*GOAL OF THE EXERCISE*. Report how many lines below contain the word "geology", and give only that number.

*RECORDS TO USE*.
────────────────────
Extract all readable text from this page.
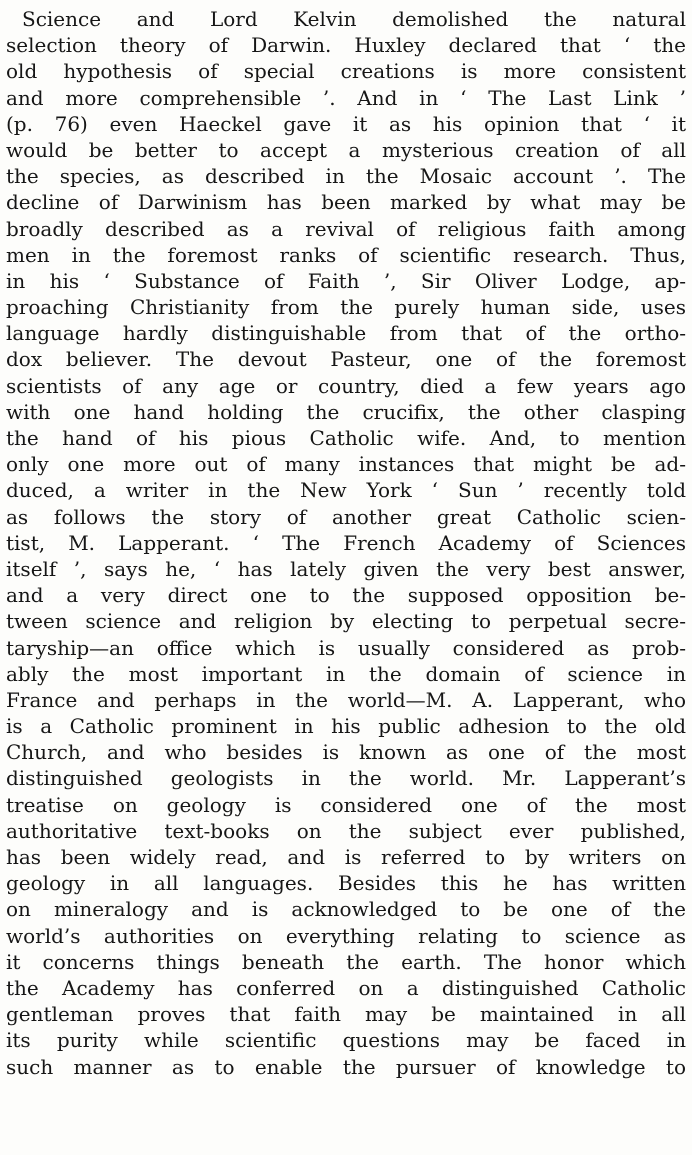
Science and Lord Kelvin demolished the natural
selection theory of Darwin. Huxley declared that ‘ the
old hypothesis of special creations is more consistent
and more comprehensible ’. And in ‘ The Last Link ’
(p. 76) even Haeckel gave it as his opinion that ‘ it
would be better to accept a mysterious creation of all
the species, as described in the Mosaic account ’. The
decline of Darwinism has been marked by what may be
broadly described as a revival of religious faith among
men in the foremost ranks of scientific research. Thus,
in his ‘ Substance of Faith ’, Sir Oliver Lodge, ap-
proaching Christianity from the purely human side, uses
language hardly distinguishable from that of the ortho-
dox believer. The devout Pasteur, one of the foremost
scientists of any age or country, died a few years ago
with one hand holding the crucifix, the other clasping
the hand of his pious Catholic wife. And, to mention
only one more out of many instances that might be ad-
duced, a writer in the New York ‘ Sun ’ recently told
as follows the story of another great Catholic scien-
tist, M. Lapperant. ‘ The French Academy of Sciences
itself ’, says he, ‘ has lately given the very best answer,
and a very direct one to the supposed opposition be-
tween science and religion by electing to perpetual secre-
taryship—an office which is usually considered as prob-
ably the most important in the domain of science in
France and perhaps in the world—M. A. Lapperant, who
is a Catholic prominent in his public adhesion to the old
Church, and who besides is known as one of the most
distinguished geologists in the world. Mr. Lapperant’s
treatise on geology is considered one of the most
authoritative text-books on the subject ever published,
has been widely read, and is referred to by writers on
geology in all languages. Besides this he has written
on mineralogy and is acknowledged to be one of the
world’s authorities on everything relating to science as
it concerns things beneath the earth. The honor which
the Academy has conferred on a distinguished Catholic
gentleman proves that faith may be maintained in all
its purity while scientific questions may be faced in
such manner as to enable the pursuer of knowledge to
────────────────────
*SOLUTION TO THIS PROBLEM*. 2